→ REQUIREMENT A: Quote the records word for word, from the first line through the line that contains "previous-button[interactable]: Previous <box>478".

→ PASSAGE:
------------------------------

In general you want to test your sphere vs the plane of the triangle, the edges of the triangle and the vertexes of the triangle. When colliding with a mesh you should flag edges and vertexes when tested, because they are shared between triangles and you want to avoid testing them more than once.

Depending on what you are doing you may also have to handle the response. Does the sphere slide along your triangle for instance, if it hits at and oblique angle (which it almost always does). Also if dong response you have to handle two contact intersections, where you slide along the cross product of the normals of the contacts.  It's kind of like your pushing your sphere up a V shaped trench but it actually covers a lot more cases than that. That's the easiest way to think about it though.

When I wrote it, I started with a simple tutorial but it by far did not cover a lot of stuff.  It look me a couple months to actually get it to the point where I could use it for character mesh interactions. However it did end up working very well after everything was debugged and I never got stuck in the geometry. I'm guess there are a lot of decent tutorials these days however.

I would say it's doable if you are a reasonably competent programmer, and also the math really isn't so bad.  Just mostly dot products and cross products.

What exactly do you need it for? 

I'd love to have your code. I'm writing a tennis prediction system. I have it working now with a rectangular net, but I want to do a net that sags in the middle.

Do you need the code to just return a bool, or something like the first time of collision?

Just a bool would be great!

------------------------------

→ DATA FOR PROCESSING:
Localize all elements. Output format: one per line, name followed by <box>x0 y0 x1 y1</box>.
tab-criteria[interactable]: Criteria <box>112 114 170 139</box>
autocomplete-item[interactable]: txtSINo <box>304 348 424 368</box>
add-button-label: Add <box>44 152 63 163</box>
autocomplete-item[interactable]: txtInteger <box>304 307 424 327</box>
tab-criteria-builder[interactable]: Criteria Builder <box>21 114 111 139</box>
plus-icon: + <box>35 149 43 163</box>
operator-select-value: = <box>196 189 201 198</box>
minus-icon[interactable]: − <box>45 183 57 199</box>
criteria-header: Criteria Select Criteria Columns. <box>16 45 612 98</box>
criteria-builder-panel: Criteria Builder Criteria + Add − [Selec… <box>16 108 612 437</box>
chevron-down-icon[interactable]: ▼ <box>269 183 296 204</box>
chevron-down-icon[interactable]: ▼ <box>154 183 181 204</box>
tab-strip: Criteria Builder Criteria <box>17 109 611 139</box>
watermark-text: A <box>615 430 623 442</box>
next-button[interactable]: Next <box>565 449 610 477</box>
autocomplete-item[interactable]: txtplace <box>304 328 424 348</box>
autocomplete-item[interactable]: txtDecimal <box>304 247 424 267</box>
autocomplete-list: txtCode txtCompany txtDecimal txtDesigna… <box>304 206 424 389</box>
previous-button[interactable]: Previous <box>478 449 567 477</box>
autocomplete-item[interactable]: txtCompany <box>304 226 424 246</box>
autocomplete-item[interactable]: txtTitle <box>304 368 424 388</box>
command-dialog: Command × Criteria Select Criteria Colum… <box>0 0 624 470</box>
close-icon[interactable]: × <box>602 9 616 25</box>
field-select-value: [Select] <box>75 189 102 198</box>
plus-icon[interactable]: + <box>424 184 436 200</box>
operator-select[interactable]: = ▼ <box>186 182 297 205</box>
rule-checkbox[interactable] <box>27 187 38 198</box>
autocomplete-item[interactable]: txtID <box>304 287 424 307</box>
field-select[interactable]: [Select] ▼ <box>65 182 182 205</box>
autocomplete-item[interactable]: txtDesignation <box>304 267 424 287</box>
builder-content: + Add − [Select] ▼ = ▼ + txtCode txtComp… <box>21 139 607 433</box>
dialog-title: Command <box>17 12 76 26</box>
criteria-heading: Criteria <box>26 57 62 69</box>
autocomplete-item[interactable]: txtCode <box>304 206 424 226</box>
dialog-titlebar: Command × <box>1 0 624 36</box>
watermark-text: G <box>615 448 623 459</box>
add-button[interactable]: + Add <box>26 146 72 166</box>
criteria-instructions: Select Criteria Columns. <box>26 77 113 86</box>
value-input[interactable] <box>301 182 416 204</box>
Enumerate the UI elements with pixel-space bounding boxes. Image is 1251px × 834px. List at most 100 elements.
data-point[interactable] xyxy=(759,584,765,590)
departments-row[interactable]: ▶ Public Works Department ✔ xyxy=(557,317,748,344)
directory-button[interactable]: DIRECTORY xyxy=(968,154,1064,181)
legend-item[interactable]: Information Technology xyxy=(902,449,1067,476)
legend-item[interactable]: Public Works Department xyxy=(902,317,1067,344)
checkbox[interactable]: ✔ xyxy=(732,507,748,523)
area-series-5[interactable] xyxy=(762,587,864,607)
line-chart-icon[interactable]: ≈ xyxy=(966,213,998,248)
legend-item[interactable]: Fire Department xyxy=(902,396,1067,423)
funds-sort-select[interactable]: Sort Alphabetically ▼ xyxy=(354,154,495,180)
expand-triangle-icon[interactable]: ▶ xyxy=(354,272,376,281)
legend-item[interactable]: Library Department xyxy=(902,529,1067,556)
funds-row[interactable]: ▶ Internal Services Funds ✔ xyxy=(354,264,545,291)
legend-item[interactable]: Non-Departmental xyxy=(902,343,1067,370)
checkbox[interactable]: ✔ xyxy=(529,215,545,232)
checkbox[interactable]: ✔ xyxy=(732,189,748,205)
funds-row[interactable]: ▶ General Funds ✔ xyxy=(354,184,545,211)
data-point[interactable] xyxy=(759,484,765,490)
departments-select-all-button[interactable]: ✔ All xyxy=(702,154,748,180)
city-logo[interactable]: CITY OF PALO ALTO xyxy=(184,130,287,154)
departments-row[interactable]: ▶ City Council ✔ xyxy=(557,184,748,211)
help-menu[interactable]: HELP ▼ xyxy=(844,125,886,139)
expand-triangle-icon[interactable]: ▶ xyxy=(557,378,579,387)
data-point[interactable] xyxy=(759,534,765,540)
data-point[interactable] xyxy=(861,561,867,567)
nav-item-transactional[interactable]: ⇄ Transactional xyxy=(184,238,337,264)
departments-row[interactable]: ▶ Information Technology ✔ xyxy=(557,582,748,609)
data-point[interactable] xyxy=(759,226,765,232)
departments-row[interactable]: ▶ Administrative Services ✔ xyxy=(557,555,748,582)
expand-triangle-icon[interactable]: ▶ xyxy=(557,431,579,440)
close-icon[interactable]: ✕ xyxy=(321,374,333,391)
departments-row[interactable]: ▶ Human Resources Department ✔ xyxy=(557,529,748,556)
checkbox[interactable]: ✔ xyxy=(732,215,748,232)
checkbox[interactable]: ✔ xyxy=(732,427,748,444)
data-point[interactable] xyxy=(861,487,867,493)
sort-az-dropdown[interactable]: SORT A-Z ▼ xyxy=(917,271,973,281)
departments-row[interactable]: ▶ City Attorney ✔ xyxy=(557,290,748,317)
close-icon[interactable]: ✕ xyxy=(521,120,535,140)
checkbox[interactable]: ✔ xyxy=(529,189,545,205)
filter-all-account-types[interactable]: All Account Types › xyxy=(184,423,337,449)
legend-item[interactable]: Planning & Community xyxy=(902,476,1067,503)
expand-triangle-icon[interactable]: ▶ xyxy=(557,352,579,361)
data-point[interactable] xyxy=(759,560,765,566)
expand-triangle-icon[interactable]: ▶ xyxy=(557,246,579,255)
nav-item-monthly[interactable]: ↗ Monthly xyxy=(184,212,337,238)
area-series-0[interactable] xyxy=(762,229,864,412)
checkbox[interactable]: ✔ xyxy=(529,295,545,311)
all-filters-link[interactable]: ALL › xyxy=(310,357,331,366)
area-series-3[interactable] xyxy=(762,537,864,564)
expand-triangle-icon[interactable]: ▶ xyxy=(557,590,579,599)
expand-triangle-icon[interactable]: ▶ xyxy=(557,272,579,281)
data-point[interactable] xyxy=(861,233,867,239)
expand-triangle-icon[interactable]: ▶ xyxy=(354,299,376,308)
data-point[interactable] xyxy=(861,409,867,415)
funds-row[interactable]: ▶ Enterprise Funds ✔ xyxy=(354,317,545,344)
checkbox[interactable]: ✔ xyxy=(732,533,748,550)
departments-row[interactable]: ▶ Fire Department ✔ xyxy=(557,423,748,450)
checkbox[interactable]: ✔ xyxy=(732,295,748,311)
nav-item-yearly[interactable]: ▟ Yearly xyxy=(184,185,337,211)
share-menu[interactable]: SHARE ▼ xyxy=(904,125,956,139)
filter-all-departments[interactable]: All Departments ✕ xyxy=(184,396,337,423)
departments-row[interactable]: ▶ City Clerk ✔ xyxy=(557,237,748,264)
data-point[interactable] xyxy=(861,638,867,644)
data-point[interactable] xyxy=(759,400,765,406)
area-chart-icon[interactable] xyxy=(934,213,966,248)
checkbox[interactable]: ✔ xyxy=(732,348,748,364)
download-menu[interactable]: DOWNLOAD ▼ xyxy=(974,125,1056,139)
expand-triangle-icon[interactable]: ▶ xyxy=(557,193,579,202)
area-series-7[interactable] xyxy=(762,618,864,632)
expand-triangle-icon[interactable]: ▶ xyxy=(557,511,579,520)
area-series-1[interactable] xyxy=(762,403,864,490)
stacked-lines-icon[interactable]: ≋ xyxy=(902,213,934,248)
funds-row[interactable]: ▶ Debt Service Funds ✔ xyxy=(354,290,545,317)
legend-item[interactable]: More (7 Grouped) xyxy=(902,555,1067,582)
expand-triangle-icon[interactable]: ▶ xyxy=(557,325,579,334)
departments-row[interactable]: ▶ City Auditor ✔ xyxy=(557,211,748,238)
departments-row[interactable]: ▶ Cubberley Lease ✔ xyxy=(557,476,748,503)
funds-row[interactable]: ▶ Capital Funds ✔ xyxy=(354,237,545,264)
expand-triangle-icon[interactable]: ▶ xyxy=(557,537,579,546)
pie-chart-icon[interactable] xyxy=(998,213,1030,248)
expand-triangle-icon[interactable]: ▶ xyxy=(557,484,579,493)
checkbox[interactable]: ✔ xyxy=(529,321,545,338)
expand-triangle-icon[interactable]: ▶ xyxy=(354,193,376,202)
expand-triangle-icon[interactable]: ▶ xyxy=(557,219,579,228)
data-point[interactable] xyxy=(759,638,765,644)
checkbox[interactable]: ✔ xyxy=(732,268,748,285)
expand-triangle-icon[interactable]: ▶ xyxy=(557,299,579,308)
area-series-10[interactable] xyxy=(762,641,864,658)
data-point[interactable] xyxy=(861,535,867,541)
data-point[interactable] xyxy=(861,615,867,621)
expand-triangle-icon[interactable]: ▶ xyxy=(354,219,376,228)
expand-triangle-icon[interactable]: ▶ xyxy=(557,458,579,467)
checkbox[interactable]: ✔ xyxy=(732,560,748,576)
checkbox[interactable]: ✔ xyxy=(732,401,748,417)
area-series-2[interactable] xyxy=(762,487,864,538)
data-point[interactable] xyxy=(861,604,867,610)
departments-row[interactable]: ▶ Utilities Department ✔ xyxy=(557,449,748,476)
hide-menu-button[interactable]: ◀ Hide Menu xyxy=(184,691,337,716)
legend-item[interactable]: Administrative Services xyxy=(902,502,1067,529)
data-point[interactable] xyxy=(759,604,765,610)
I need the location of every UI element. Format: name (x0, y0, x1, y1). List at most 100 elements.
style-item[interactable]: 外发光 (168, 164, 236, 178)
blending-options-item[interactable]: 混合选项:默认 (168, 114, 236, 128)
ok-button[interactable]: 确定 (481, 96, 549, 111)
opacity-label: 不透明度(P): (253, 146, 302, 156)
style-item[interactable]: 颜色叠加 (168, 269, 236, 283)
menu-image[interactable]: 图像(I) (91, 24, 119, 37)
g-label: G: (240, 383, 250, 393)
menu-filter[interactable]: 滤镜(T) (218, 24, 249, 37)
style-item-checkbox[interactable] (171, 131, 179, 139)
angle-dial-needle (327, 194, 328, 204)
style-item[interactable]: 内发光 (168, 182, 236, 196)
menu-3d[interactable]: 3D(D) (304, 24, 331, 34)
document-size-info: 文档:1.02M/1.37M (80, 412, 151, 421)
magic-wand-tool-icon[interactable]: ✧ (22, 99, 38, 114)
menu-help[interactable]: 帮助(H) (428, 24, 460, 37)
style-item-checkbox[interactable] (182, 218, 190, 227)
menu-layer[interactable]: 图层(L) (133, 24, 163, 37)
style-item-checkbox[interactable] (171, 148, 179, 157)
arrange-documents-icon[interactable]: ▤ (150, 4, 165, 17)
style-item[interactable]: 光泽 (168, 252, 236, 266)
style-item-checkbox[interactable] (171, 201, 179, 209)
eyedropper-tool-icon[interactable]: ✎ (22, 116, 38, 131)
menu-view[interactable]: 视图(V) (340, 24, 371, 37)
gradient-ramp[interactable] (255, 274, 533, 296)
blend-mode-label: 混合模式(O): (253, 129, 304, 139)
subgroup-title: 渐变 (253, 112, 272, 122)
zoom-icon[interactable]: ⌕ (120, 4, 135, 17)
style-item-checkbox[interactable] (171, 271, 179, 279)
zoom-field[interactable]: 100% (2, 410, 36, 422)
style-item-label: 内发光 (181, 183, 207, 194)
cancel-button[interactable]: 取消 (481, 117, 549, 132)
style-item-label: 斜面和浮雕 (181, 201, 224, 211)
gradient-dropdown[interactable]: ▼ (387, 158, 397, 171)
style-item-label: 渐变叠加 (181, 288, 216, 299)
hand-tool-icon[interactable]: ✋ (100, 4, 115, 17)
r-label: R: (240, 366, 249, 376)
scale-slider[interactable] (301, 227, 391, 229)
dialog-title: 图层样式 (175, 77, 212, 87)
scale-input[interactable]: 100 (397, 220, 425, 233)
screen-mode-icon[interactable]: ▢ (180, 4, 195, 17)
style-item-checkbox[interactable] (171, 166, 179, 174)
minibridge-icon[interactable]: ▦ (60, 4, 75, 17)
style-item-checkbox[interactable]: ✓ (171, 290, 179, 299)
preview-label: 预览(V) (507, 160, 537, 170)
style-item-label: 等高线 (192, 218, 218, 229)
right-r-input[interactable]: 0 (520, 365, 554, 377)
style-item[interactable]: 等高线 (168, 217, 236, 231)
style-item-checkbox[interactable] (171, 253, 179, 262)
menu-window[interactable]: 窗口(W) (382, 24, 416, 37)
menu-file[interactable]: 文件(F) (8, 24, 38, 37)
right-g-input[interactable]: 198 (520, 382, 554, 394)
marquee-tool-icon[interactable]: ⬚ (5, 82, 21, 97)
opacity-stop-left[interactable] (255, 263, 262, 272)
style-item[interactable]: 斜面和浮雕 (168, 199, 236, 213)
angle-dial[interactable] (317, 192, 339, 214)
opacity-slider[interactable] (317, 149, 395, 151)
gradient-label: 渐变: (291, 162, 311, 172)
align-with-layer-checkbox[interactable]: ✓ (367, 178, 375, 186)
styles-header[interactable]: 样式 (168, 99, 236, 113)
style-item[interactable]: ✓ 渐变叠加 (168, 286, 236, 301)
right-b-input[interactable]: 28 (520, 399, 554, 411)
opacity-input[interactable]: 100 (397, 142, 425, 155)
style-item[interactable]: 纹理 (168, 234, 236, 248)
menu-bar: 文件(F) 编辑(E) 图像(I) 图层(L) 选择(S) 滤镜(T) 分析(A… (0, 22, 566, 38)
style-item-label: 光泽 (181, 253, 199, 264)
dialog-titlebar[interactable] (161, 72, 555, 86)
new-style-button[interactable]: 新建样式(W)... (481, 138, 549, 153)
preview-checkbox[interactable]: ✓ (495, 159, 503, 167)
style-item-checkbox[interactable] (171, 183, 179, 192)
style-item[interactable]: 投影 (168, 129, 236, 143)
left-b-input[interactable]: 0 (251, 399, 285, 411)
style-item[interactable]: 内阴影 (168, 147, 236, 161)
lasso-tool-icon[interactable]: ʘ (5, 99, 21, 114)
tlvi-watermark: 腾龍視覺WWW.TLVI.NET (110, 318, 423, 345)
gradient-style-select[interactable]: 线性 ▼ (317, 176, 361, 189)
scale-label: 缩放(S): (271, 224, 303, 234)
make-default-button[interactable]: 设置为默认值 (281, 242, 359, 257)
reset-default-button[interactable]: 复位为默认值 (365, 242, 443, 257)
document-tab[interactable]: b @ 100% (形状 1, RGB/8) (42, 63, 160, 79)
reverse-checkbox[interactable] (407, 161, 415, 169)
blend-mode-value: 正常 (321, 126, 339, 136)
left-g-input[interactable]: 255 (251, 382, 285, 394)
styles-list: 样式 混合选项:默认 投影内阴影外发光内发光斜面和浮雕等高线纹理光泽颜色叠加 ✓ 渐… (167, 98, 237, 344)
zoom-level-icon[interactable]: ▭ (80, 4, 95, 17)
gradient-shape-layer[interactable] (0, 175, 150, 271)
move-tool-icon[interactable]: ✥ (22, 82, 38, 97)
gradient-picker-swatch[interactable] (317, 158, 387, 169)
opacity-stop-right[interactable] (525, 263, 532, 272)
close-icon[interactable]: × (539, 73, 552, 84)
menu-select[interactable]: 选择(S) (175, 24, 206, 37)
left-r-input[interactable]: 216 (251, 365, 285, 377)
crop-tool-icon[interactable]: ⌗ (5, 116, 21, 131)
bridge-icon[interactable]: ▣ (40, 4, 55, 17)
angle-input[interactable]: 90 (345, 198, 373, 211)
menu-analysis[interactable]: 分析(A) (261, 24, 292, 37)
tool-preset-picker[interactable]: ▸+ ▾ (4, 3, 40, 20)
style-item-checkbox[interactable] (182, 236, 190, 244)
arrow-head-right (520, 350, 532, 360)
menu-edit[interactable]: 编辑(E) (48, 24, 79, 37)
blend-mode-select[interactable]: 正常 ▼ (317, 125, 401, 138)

------------------------------

→ REQUIREMENT B: Print the entire discussion of sphere-triangle collision word for word.

→ RESPONSE A:
Localize all elements. Output format: one per line, name followed by <box>x0 y0 x1 y1</box>.
tab-criteria[interactable]: Criteria <box>112 114 170 139</box>
autocomplete-item[interactable]: txtSINo <box>304 348 424 368</box>
add-button-label: Add <box>44 152 63 163</box>
autocomplete-item[interactable]: txtInteger <box>304 307 424 327</box>
tab-criteria-builder[interactable]: Criteria Builder <box>21 114 111 139</box>
plus-icon: + <box>35 149 43 163</box>
operator-select-value: = <box>196 189 201 198</box>
minus-icon[interactable]: − <box>45 183 57 199</box>
criteria-header: Criteria Select Criteria Columns. <box>16 45 612 98</box>
criteria-builder-panel: Criteria Builder Criteria + Add − [Selec… <box>16 108 612 437</box>
chevron-down-icon[interactable]: ▼ <box>269 183 296 204</box>
chevron-down-icon[interactable]: ▼ <box>154 183 181 204</box>
tab-strip: Criteria Builder Criteria <box>17 109 611 139</box>
watermark-text: A <box>615 430 623 442</box>
next-button[interactable]: Next <box>565 449 610 477</box>
autocomplete-item[interactable]: txtplace <box>304 328 424 348</box>
autocomplete-item[interactable]: txtDecimal <box>304 247 424 267</box>
autocomplete-list: txtCode txtCompany txtDecimal txtDesigna… <box>304 206 424 389</box>
previous-button[interactable]: Previous <box>478 449 567 477</box>

→ RESPONSE B:
In general you want to test your sphere vs the plane of the triangle, the edges of the triangle and the vertexes of the triangle. When colliding with a mesh you should flag edges and vertexes when tested, because they are shared between triangles and you want to avoid testing them more than once.

Depending on what you are doing you may also have to handle the response. Does the sphere slide along your triangle for instance, if it hits at and oblique angle (which it almost always does). Also if dong response you have to handle two contact intersections, where you slide along the cross product of the normals of the contacts.  It's kind of like your pushing your sphere up a V shaped trench but it actually covers a lot more cases than that. That's the easiest way to think about it though.

When I wrote it, I started with a simple tutorial but it by far did not cover a lot of stuff.  It look me a couple months to actually get it to the point where I could use it for character mesh interactions. However it did end up working very well after everything was debugged and I never got stuck in the geometry. I'm guess there are a lot of decent tutorials these days however.

I would say it's doable if you are a reasonably competent programmer, and also the math really isn't so bad.  Just mostly dot products and cross products.

What exactly do you need it for? 

I'd love to have your code. I'm writing a tennis prediction system. I have it working now with a rectangular net, but I want to do a net that sags in the middle.

Do you need the code to just return a bool, or something like the first time of collision?

Just a bool would be great!